Exercise directions. Give every line of the records below as a numbered list, skipping blank lines and leaving out the pictures.

--- BEGIN ---

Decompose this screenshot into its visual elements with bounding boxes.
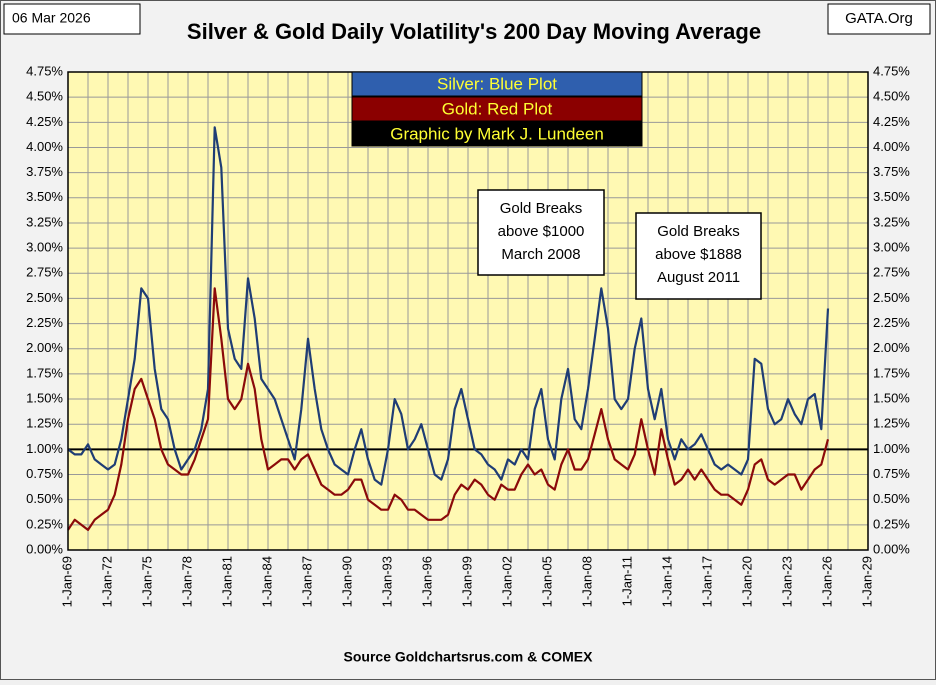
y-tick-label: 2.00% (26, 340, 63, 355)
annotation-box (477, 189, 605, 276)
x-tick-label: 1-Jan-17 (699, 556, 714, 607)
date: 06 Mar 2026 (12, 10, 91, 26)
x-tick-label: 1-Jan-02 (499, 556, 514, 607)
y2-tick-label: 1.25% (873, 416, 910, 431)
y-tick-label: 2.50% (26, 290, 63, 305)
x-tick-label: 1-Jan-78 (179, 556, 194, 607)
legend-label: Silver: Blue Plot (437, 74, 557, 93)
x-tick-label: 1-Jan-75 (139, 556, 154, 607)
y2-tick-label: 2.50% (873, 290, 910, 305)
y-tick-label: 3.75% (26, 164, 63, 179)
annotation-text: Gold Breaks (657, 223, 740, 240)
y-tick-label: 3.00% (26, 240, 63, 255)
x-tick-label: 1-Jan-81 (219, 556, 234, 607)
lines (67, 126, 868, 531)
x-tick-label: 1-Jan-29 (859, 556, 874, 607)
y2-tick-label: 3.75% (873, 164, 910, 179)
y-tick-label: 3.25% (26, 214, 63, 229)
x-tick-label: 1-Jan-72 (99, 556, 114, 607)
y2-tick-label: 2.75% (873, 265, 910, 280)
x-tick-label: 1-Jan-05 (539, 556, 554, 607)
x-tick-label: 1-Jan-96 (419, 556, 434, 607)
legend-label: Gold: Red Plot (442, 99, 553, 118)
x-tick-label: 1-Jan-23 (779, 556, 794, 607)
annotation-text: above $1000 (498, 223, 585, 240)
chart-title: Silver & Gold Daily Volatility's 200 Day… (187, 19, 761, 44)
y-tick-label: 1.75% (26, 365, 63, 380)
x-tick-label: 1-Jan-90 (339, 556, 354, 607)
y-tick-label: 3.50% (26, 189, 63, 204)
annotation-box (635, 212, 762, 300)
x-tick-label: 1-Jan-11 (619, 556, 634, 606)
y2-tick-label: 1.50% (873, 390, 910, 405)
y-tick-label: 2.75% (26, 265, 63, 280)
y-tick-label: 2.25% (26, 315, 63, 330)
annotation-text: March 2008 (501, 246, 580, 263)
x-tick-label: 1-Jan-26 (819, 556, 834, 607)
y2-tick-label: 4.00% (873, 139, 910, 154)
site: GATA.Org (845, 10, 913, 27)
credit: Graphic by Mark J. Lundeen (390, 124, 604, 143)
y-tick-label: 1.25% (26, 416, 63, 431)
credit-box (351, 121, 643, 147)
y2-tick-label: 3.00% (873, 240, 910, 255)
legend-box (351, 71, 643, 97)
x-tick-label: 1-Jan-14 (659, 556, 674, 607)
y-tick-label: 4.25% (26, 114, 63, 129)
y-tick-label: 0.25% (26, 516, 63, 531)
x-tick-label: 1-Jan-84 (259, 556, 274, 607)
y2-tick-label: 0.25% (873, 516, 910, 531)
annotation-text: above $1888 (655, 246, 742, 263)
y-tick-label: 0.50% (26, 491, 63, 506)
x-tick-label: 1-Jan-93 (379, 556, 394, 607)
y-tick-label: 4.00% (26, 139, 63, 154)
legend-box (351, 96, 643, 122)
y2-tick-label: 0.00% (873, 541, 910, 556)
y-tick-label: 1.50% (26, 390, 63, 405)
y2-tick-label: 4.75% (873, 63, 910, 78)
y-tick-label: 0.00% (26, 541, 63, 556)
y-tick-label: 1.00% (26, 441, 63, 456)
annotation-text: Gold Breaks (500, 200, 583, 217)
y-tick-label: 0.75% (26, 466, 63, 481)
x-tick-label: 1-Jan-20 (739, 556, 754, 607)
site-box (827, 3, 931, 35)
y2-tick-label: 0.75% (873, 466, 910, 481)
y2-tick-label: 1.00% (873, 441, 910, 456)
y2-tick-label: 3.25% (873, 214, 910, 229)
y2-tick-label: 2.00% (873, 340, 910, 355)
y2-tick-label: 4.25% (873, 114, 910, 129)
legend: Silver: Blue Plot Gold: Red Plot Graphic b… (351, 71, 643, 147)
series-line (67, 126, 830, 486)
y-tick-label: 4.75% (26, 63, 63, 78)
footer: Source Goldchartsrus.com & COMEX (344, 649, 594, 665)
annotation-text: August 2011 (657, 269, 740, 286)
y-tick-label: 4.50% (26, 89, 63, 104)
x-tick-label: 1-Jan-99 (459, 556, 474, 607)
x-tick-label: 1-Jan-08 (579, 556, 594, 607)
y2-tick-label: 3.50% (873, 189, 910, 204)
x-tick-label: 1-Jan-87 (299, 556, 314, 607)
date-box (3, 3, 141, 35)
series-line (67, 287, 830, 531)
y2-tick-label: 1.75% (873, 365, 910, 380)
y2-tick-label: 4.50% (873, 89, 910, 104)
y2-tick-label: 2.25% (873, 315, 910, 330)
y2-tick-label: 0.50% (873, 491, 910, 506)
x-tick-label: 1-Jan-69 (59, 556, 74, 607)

--- END ---

The answer.
1. Decompose this screenshot into its visual elements with bounding boxes.
2. y-tick-label: 2.00% (26, 340, 63, 355)
3. annotation-box (477, 189, 605, 276)
4. x-tick-label: 1-Jan-17 (699, 556, 714, 607)
5. date: 06 Mar 2026 (12, 10, 91, 26)
6. x-tick-label: 1-Jan-02 (499, 556, 514, 607)
7. y2-tick-label: 1.25% (873, 416, 910, 431)
8. y-tick-label: 2.50% (26, 290, 63, 305)
9. x-tick-label: 1-Jan-78 (179, 556, 194, 607)
10. legend-label: Silver: Blue Plot (437, 74, 557, 93)
11. x-tick-label: 1-Jan-75 (139, 556, 154, 607)
12. y2-tick-label: 2.50% (873, 290, 910, 305)
13. y-tick-label: 3.75% (26, 164, 63, 179)
14. annotation-text: Gold Breaks (657, 223, 740, 240)
15. y-tick-label: 3.00% (26, 240, 63, 255)
16. x-tick-label: 1-Jan-81 (219, 556, 234, 607)
17. lines (67, 126, 868, 531)
18. x-tick-label: 1-Jan-29 (859, 556, 874, 607)
19. y2-tick-label: 3.75% (873, 164, 910, 179)
20. y-tick-label: 3.25% (26, 214, 63, 229)
21. x-tick-label: 1-Jan-72 (99, 556, 114, 607)
22. y2-tick-label: 2.75% (873, 265, 910, 280)
23. x-tick-label: 1-Jan-05 (539, 556, 554, 607)
24. x-tick-label: 1-Jan-96 (419, 556, 434, 607)
25. legend-label: Gold: Red Plot (442, 99, 553, 118)
26. x-tick-label: 1-Jan-23 (779, 556, 794, 607)
27. annotation-text: above $1000 (498, 223, 585, 240)
28. chart-title: Silver & Gold Daily Volatility's 200 Day… (187, 19, 761, 44)
29. y-tick-label: 1.75% (26, 365, 63, 380)
30. x-tick-label: 1-Jan-90 (339, 556, 354, 607)
31. y-tick-label: 3.50% (26, 189, 63, 204)
32. annotation-box (635, 212, 762, 300)
33. x-tick-label: 1-Jan-11 (619, 556, 634, 606)
34. y2-tick-label: 1.50% (873, 390, 910, 405)
35. y-tick-label: 2.75% (26, 265, 63, 280)
36. y-tick-label: 2.25% (26, 315, 63, 330)
37. annotation-text: March 2008 (501, 246, 580, 263)
38. x-tick-label: 1-Jan-26 (819, 556, 834, 607)
39. y2-tick-label: 4.00% (873, 139, 910, 154)
40. site: GATA.Org (845, 10, 913, 27)
41. credit: Graphic by Mark J. Lundeen (390, 124, 604, 143)
42. y-tick-label: 1.25% (26, 416, 63, 431)
43. credit-box (351, 121, 643, 147)
44. y2-tick-label: 3.00% (873, 240, 910, 255)
45. legend-box (351, 71, 643, 97)
46. x-tick-label: 1-Jan-14 (659, 556, 674, 607)
47. y-tick-label: 4.25% (26, 114, 63, 129)
48. y-tick-label: 0.25% (26, 516, 63, 531)
49. x-tick-label: 1-Jan-84 (259, 556, 274, 607)
50. y2-tick-label: 0.25% (873, 516, 910, 531)
51. annotation-text: above $1888 (655, 246, 742, 263)
52. y-tick-label: 0.50% (26, 491, 63, 506)
53. x-tick-label: 1-Jan-93 (379, 556, 394, 607)
54. y-tick-label: 4.00% (26, 139, 63, 154)
55. legend-box (351, 96, 643, 122)
56. y2-tick-label: 0.00% (873, 541, 910, 556)
57. y-tick-label: 1.50% (26, 390, 63, 405)
58. y2-tick-label: 4.75% (873, 63, 910, 78)
59. y-tick-label: 0.00% (26, 541, 63, 556)
60. y-tick-label: 1.00% (26, 441, 63, 456)
61. annotation-text: Gold Breaks (500, 200, 583, 217)
62. y-tick-label: 0.75% (26, 466, 63, 481)
63. x-tick-label: 1-Jan-20 (739, 556, 754, 607)
64. site-box (827, 3, 931, 35)
65. y2-tick-label: 0.75% (873, 466, 910, 481)
66. y2-tick-label: 1.00% (873, 441, 910, 456)
67. y2-tick-label: 3.25% (873, 214, 910, 229)
68. y2-tick-label: 2.00% (873, 340, 910, 355)
69. y2-tick-label: 4.25% (873, 114, 910, 129)
70. legend: Silver: Blue Plot Gold: Red Plot Graphic b… (351, 71, 643, 147)
71. series-line (67, 126, 830, 486)
72. y-tick-label: 4.75% (26, 63, 63, 78)
73. footer: Source Goldchartsrus.com & COMEX (344, 649, 594, 665)
74. annotation-text: August 2011 (657, 269, 740, 286)
75. y-tick-label: 4.50% (26, 89, 63, 104)
76. x-tick-label: 1-Jan-99 (459, 556, 474, 607)
77. x-tick-label: 1-Jan-08 (579, 556, 594, 607)
78. y2-tick-label: 3.50% (873, 189, 910, 204)
79. x-tick-label: 1-Jan-87 (299, 556, 314, 607)
80. date-box (3, 3, 141, 35)
81. series-line (67, 287, 830, 531)
82. y2-tick-label: 1.75% (873, 365, 910, 380)
83. y2-tick-label: 4.50% (873, 89, 910, 104)
84. y2-tick-label: 2.25% (873, 315, 910, 330)
85. y2-tick-label: 0.50% (873, 491, 910, 506)
86. x-tick-label: 1-Jan-69 (59, 556, 74, 607)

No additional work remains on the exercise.